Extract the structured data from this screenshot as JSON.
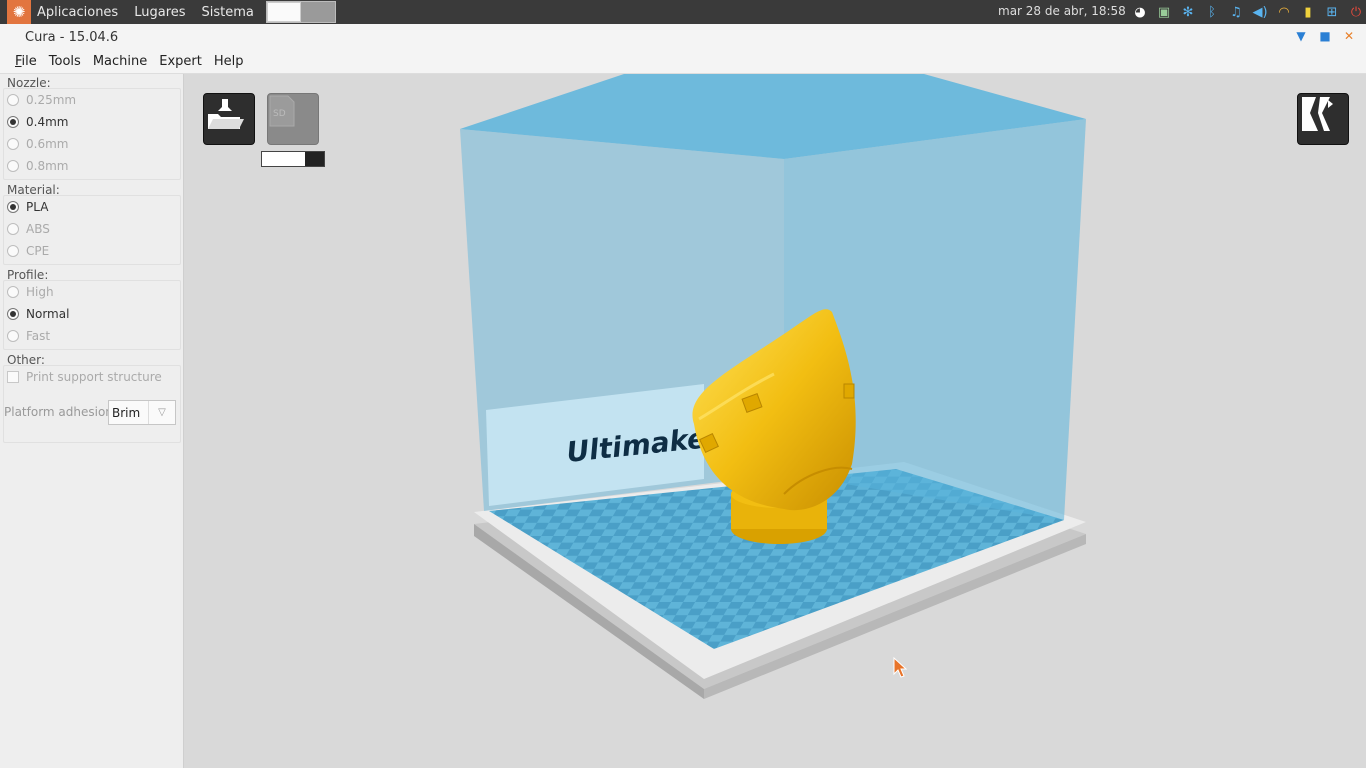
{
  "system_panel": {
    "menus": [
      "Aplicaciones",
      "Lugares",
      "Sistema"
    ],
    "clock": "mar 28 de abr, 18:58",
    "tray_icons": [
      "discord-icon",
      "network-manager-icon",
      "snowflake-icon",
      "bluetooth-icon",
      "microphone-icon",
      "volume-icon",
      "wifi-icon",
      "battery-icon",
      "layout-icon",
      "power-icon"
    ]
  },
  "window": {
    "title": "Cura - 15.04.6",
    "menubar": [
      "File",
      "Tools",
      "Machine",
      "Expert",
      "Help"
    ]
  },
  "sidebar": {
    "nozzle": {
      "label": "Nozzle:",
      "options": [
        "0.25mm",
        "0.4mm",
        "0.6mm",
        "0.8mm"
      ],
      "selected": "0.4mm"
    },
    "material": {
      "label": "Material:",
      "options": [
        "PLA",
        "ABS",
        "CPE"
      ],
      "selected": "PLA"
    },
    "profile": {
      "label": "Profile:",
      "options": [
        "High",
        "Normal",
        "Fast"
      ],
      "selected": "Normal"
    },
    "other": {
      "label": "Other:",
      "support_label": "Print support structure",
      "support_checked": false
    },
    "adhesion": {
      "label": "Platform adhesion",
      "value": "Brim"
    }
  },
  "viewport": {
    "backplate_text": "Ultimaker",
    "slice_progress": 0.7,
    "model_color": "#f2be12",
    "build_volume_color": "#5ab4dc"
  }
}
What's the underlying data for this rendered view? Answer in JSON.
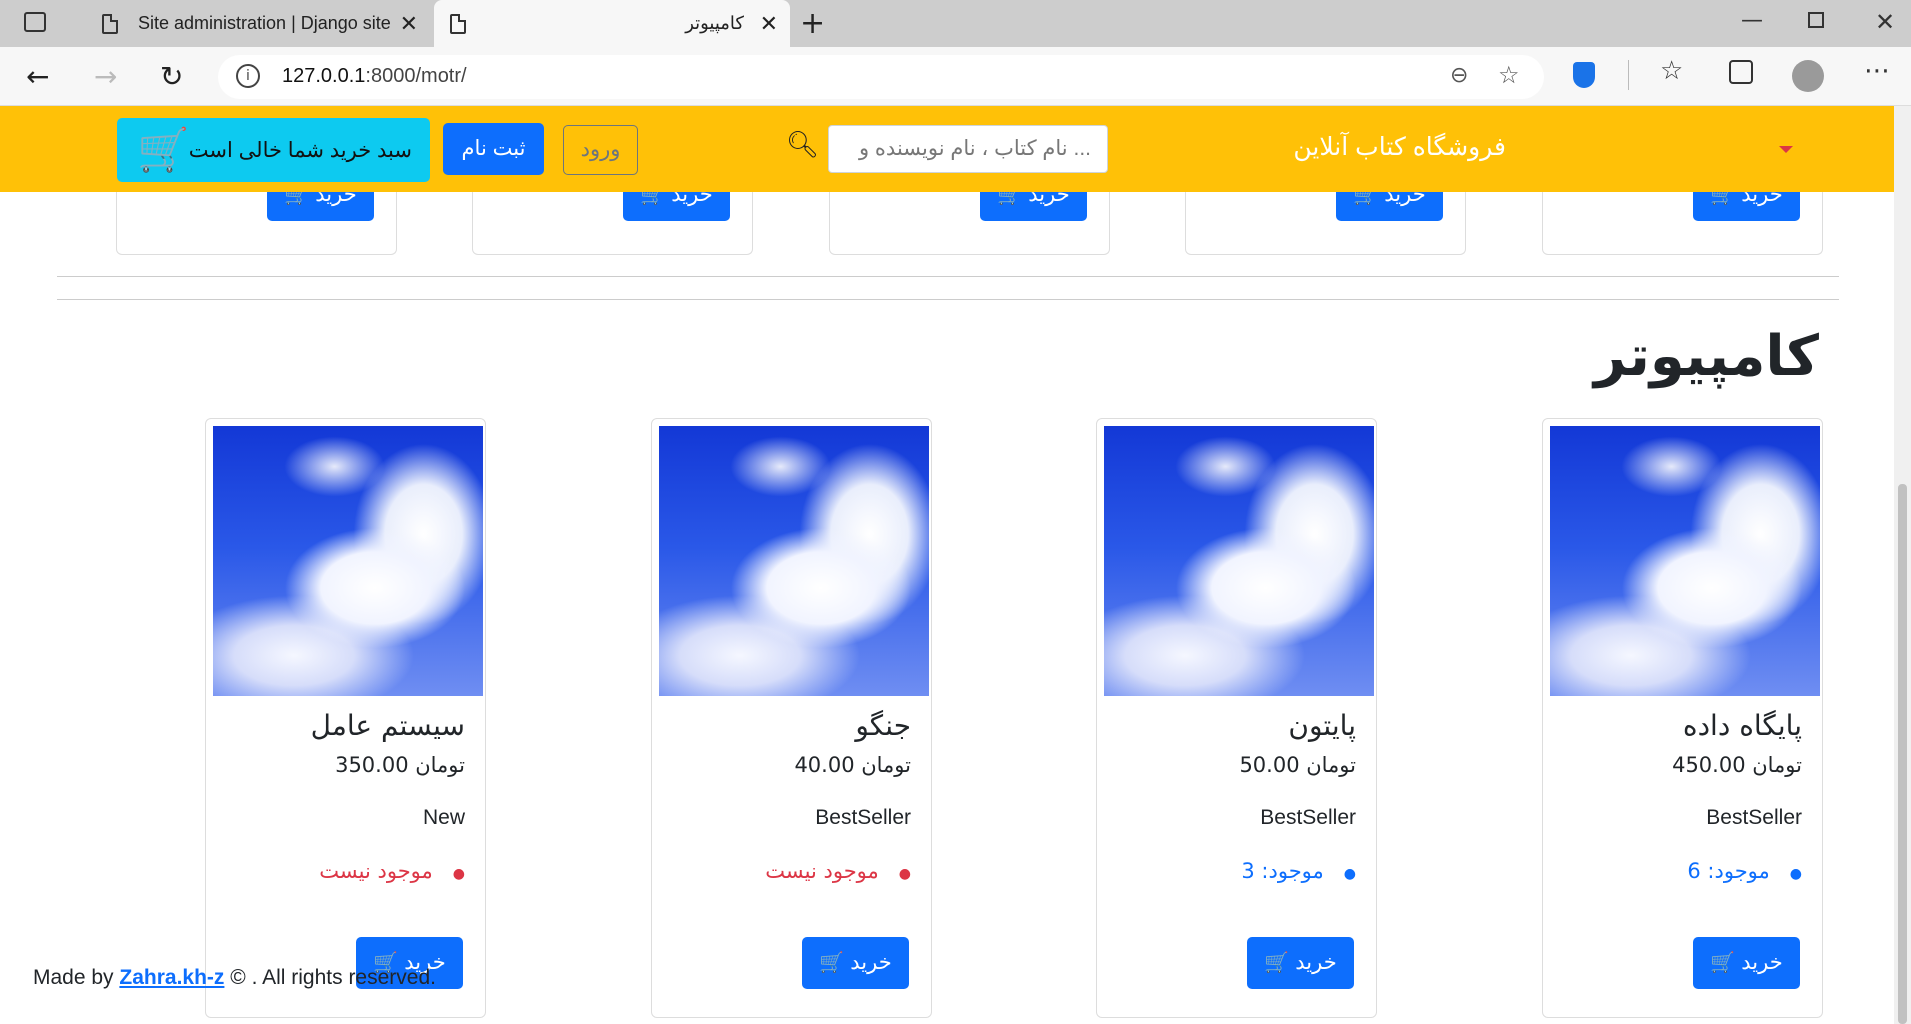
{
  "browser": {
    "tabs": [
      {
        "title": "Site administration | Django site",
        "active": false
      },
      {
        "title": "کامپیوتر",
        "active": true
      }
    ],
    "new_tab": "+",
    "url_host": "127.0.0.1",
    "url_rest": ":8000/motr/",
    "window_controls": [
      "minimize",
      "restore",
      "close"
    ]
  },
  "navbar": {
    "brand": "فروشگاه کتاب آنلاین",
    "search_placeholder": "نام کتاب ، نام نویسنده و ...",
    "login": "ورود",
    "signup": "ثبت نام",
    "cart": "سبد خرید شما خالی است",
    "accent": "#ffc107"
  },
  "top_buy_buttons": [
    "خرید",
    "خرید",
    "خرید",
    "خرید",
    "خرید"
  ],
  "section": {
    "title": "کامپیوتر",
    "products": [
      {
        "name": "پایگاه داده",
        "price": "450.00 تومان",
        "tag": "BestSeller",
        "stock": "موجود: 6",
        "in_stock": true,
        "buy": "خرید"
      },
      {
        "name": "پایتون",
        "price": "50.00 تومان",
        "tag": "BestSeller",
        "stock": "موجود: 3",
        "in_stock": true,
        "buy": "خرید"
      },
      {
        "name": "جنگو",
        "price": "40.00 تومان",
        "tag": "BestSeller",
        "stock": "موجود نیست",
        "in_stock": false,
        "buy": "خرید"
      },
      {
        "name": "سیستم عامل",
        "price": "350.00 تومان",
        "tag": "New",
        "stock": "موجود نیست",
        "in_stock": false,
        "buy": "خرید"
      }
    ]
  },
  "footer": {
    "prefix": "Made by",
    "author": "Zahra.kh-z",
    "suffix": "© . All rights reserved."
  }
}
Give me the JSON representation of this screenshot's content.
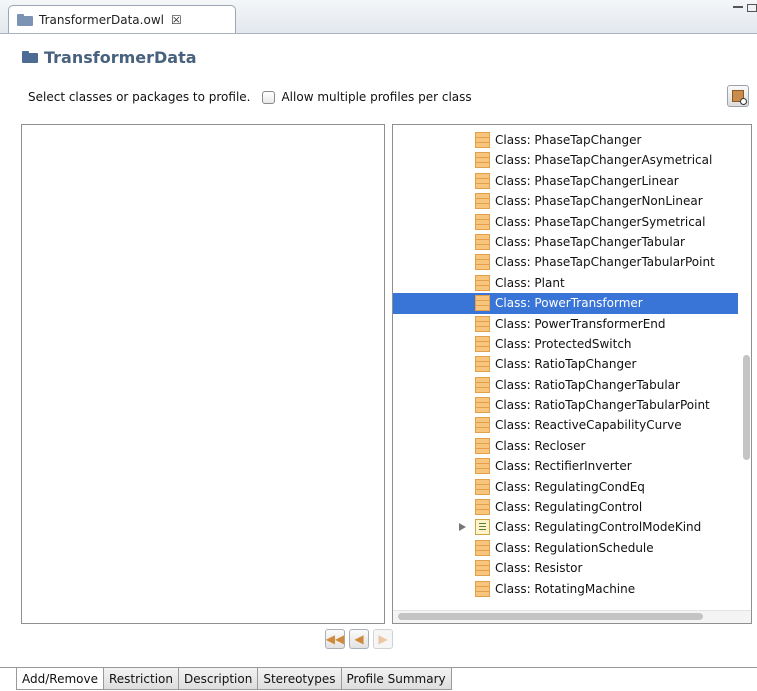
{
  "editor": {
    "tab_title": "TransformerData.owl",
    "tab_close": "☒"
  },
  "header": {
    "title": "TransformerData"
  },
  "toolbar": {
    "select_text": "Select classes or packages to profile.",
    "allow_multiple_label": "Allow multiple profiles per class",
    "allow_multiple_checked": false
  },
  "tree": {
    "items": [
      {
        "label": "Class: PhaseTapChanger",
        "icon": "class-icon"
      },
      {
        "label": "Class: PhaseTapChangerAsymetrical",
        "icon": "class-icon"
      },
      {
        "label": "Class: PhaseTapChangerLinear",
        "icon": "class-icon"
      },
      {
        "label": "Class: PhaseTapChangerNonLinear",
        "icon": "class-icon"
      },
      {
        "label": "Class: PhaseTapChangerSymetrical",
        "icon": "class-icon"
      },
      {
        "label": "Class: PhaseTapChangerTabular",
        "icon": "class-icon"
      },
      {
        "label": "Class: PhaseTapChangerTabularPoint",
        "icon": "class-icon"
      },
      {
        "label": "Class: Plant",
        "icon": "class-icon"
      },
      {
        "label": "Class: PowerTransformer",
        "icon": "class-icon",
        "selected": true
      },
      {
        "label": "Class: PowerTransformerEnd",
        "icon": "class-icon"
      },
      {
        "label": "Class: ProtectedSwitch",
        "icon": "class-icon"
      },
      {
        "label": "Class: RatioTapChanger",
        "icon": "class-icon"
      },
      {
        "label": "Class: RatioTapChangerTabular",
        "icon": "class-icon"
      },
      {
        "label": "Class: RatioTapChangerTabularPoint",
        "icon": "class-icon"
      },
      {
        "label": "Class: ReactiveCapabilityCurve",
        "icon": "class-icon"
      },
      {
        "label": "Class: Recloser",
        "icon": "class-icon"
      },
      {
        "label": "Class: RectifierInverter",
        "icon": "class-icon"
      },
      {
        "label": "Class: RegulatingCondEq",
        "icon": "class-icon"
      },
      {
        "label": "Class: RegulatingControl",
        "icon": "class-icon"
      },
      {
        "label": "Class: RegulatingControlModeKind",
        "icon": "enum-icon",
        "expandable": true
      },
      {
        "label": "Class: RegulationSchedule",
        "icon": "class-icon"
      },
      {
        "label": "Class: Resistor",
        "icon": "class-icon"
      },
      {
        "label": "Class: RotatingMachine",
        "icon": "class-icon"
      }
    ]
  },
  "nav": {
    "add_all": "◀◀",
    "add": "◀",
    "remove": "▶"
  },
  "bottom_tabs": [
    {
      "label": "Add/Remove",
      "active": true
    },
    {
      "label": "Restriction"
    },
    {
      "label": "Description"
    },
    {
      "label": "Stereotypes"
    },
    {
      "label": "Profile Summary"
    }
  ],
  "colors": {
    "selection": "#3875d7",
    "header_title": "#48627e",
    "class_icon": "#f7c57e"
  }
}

++++++++++

* _Stated task_
Go through the listing above and list every line that has the word "تومان".

* _Response to this task_
        "price": "450.00 تومان",
        "price": "50.00 تومان",
        "price": "40.00 تومان",
        "price": "350.00 تومان",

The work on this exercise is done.